> **TEXTO SELECIONADO**
----------

Quando o casal (com filhos) se separa, cada um pode se unir a uma outra pessoa que passará a ser chamada de madrasta ou padrasto pelos filhos do outro e assume algumas responsabilidades pelo vínculo afetivo, mas sempre preservando a figura da mãe ou do pai.
É comum ouvirmos de enteados a seguinte frase: – Ela não manda em mim!; – Você não é a minha mãe!; – Se você não deixa, o meu pai deixa; – Só obedeço aos meus pais!; E por aí vai…
Tais atitudes, muitas vezes ingratas, desgastam o dia a dia da família e podem ser amenizadas com a ajuda de profissionais da área da psicologia. No entanto, sempre fica a pergunta: Será que a madrasta e o padrasto realmente não têm nenhum poder sobre os enteados?
A lei civil não acompanhou bem a evolução das famílias. Isto porque o art.1.636 do Código Civil afastou qualquer interferência do novo cônjuge sobre o exercício do poder familiar, que pertence exclusivamente aos pais.
Há casos em que os enteados são sustentados pelos padrastos ou que as madrastas assumem a criação dos enteados, casos evidentes de relação afetiva recíproca por solidariedade familiar. Ora, na medida em que padrastos e madrastas assumem voluntariamente uma obrigação com seus enteados, participando efetivamente da vida destes, devem ter em contra-partida mais poderes sobre os mesmos, o que a lei civil textualmente retirou, pois, para efeitos legais, madrastas e padrastos não têm qualquer interferência na criação dos enteados.
Apesar da falha da lei, madrastas e padrastos podem amarrar o relacionamento afetivo por outras vias: a) adoção unilateral (no caso do outro pai ou mãe ser ausente ou falecido); b) requerer a guarda dos enteados (no caso do outro(a) ser relapso, omisso e violar o dever de cuidado); c) deixar testamento para beneficiar os enteados na herança (caso não os assuma como filho); d) reconhecimento da paternidade socioafetiva direto no cartório se o(a) enteado(a) for maior de 12 anos. Se menor de 12 anos, só judicialmente. Tais atos, podem contribuir para que os enteados sintam mais segurança nesta relação.
Bom, mesmo que não se queira documentar a relação afetiva, o importante é sermos razoáveis. Padrastos e madrastas devem ser respeitados pelo vínculo afetivo e, se participam da criação dos enteados, seja pelo sustento ou pelo cuidado, devem participar das decisões sobre o bem estar desses, inclusive quanto à imposição de limites.

----------

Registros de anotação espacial
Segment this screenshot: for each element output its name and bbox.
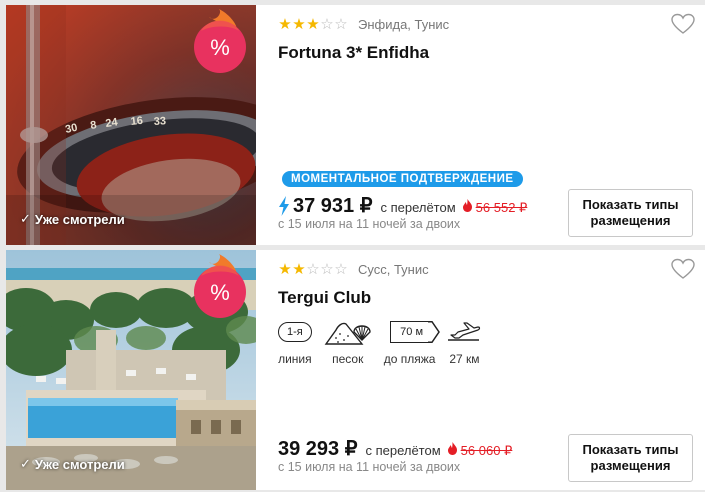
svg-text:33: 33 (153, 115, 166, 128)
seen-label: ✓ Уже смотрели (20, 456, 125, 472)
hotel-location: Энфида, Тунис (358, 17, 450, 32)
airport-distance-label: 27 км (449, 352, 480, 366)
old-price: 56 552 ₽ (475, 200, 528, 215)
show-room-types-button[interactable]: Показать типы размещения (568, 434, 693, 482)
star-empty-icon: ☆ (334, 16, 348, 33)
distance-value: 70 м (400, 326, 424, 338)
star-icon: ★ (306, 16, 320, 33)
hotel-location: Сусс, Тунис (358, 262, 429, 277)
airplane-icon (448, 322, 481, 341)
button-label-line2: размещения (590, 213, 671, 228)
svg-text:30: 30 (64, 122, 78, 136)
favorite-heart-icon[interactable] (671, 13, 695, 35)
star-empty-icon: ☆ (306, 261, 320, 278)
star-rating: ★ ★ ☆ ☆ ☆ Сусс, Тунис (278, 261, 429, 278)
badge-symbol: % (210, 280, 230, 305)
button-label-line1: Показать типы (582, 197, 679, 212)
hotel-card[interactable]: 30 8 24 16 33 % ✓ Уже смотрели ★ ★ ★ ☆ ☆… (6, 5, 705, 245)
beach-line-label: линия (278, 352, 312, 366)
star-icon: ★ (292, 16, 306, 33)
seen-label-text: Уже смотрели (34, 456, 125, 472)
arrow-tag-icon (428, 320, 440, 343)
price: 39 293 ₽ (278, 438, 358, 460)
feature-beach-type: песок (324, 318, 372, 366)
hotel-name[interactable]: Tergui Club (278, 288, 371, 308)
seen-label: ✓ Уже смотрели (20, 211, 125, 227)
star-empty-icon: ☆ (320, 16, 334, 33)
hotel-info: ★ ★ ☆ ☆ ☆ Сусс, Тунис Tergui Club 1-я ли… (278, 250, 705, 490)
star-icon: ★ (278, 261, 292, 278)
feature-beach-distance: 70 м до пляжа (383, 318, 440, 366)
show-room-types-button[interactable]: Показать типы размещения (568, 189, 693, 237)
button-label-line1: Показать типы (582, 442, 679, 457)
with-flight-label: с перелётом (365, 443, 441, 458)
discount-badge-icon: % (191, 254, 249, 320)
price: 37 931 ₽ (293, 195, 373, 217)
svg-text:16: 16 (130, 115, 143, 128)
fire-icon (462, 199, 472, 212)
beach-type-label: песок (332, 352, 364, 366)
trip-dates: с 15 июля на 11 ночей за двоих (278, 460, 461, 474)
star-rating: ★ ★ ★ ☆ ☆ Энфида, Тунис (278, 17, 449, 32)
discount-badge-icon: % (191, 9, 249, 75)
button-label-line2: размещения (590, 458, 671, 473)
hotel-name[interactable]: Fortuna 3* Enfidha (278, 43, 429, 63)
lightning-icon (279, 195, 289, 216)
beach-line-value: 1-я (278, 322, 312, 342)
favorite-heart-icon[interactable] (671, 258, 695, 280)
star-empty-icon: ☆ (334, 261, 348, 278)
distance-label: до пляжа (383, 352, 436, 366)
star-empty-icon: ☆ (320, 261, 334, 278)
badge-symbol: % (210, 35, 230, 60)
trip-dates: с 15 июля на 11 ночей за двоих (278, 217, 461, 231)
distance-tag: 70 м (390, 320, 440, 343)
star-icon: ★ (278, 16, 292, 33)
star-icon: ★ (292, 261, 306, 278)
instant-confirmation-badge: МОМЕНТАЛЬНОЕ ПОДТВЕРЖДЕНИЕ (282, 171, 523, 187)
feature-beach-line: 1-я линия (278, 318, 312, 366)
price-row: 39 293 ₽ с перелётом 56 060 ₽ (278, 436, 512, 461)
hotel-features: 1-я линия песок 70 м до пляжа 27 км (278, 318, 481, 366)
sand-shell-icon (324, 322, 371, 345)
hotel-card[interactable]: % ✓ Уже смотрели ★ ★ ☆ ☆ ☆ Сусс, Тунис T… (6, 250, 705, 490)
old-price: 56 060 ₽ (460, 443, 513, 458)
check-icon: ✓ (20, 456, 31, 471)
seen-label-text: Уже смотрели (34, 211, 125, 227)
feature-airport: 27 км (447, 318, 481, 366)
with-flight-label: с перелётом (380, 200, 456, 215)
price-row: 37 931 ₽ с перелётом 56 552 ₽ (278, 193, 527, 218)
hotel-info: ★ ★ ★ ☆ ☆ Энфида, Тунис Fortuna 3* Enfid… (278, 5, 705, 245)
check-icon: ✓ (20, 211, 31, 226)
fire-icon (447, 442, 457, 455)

----------

Prossiga o texto sobre o poder de madrastas e padrastos sobre os enteados a partir do ponto em que ele termina. Os registros não têm qualquer função nesta atividade.

> **RESULTADO DO EXERCÍCIO**
É comum a mãe ficar com a guarda compartilhada com maior tempo de convivência com os filhos e passar a conviver com outra pessoa: o padrasto. Esse novo membro da família pode passar a competir com o pai biológico (com tempo mais reduzido de convívio com os filhos) e acaba prejudicado pelo distanciamento imposto pelo juiz, não por sua vontade. O dia a dia, o boa noite, a ajuda nos estudos, os treinos de esportes, passam a ser presenciados pelo atencioso padrasto. Enganam-se aqueles que consideram este padrasto exemplar, pois está flagrantemente violando o seu maior dever, qual seja, estimular o vínculo paterno de seu enteado pois, só assim, estará contribuindo para a boa formação dele.
Tem sido comum os padrastos e madrastas assumirem um papel de pai e mãe de forma impulsiva, muitas vezes por paixão ao pai ou mãe da criança, com intenção de se amarrar na relação, afastando o outro genitor(a) e, paralelamente, dominando um espaço que não lhe pertence. Esta a razão do criticado artigo 1.363 do Código Civil em proteger a interferência de terceiros sobre os filhos.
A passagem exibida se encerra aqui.